━━ Records shown

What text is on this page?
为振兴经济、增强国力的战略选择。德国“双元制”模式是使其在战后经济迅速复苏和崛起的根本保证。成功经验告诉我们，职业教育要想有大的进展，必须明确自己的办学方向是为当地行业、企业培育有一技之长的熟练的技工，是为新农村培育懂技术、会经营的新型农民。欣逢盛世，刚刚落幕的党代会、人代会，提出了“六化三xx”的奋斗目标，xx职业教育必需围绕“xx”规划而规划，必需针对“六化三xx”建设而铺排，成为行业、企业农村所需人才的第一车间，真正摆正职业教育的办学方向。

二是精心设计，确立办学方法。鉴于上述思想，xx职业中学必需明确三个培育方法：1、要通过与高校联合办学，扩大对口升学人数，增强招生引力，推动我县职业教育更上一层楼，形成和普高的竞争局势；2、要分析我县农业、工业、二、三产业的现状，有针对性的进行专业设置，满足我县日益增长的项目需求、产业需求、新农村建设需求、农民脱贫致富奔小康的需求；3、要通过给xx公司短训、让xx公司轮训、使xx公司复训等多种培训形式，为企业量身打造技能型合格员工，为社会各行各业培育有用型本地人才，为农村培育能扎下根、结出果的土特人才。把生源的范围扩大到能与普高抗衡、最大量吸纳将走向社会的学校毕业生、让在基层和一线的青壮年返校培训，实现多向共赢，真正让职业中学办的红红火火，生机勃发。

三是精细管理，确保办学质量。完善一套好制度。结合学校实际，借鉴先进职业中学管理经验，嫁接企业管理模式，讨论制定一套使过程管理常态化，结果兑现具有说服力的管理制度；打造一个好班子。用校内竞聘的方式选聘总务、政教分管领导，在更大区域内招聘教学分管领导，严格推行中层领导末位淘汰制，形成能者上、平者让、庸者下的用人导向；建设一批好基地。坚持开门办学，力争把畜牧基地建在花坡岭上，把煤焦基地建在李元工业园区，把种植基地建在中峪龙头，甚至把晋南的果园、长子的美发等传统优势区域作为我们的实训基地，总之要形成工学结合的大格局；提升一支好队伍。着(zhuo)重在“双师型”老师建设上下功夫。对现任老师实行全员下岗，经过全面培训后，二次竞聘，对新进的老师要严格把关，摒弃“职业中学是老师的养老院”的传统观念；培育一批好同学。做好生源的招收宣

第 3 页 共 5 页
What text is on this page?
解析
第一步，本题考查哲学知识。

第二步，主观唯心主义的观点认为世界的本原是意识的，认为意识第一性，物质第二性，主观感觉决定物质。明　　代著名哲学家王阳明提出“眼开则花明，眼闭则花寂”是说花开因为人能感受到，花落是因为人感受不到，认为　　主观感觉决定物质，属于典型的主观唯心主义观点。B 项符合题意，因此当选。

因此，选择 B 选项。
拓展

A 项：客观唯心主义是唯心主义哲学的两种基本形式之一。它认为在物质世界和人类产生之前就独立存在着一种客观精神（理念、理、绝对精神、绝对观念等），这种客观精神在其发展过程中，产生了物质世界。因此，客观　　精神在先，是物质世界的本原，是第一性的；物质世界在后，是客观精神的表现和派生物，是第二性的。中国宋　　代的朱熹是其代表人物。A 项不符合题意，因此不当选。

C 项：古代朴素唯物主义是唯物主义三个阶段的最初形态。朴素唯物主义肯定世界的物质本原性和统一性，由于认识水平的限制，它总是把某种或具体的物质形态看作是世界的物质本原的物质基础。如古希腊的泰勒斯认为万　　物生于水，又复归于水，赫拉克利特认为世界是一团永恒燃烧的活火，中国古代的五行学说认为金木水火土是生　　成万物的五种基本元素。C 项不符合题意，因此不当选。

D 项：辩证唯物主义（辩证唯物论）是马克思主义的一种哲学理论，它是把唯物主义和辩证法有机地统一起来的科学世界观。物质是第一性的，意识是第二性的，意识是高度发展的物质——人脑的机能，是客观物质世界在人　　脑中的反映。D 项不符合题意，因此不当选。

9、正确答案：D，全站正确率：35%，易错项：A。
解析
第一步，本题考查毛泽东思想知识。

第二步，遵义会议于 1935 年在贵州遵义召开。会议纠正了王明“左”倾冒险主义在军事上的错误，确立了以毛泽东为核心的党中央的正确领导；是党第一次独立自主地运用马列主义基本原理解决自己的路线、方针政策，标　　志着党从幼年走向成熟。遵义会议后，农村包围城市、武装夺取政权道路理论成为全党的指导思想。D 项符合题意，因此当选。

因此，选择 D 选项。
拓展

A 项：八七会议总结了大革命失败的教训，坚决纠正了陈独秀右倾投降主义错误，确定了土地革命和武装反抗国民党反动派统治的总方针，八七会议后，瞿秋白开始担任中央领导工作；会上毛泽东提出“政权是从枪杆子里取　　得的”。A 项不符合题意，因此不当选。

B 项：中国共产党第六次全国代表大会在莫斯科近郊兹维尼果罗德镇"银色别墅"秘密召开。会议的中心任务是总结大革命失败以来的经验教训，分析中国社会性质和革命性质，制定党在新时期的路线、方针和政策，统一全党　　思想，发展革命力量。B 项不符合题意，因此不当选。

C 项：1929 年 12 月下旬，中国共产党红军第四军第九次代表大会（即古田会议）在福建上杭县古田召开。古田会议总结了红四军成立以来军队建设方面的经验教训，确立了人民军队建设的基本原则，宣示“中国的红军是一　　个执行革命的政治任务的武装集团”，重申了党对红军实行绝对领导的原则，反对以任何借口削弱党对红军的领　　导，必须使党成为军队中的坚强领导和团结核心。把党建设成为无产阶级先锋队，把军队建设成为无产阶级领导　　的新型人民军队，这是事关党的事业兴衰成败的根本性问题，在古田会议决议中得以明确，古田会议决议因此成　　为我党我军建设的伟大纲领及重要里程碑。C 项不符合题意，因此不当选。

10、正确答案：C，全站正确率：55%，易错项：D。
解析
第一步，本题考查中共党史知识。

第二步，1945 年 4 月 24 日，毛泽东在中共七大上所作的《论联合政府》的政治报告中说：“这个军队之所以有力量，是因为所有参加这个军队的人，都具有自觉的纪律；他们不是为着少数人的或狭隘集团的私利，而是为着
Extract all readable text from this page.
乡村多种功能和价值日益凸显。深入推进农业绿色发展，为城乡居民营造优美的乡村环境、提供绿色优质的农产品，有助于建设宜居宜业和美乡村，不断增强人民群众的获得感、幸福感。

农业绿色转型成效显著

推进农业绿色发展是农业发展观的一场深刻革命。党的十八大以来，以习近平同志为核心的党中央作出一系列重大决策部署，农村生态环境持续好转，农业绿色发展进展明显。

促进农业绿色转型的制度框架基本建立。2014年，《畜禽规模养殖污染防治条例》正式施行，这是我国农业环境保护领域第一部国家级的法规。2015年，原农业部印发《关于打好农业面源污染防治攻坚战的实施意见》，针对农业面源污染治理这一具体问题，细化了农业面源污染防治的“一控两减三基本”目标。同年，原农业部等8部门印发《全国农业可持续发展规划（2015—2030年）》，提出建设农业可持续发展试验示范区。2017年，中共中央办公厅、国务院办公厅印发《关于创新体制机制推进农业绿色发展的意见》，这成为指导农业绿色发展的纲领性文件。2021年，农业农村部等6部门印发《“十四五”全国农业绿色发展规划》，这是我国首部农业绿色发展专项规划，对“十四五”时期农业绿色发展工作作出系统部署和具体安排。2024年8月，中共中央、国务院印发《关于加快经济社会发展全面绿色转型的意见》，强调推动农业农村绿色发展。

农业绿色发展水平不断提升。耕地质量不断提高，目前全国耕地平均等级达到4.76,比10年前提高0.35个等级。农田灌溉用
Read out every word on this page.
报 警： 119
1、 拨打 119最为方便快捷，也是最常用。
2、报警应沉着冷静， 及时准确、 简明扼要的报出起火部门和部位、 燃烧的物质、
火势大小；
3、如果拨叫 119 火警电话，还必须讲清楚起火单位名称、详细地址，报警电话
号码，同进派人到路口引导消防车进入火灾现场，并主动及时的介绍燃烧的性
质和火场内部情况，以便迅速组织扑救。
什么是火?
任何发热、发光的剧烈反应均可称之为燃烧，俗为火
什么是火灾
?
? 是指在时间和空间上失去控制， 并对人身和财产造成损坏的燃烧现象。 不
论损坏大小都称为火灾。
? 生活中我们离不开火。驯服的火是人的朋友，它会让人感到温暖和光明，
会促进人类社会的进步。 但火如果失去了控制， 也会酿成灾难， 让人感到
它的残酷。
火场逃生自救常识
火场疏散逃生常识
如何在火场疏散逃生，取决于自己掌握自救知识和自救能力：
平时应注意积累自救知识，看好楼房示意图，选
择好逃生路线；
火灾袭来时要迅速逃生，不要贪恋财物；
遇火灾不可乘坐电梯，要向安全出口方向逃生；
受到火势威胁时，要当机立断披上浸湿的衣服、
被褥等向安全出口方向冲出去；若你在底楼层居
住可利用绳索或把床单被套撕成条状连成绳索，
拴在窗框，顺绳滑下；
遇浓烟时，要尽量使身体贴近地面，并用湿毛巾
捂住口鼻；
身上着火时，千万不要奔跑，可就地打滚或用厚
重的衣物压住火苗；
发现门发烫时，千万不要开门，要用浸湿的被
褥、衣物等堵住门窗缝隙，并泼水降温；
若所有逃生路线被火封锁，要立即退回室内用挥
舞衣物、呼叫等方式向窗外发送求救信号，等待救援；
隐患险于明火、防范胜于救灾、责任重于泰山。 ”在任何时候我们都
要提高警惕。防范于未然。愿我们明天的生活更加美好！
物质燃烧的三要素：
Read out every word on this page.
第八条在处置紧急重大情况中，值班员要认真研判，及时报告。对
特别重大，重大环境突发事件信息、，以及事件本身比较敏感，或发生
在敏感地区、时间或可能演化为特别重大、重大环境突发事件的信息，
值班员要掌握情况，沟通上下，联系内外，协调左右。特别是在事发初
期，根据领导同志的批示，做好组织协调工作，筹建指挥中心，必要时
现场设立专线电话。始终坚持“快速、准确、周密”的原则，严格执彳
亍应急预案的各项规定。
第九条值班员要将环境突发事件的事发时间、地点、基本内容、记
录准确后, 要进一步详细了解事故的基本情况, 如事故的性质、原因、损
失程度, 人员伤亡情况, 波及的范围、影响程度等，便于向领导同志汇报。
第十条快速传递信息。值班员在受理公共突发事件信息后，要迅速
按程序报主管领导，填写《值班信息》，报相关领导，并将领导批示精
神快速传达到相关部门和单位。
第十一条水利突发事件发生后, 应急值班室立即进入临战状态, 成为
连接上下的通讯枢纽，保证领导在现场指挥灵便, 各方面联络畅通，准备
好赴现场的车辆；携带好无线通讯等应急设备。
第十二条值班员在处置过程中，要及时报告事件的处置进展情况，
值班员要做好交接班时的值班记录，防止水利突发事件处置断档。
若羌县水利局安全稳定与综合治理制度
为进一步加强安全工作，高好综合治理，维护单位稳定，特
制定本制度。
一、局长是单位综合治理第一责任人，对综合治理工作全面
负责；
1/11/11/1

━━━━

▶ [Aim] From the records given above, copy all lines containing "正确答案".

▶ [Complete answer]
9、正确答案：D，全站正确率：35%，易错项：A。
10、正确答案：C，全站正确率：55%，易错项：D。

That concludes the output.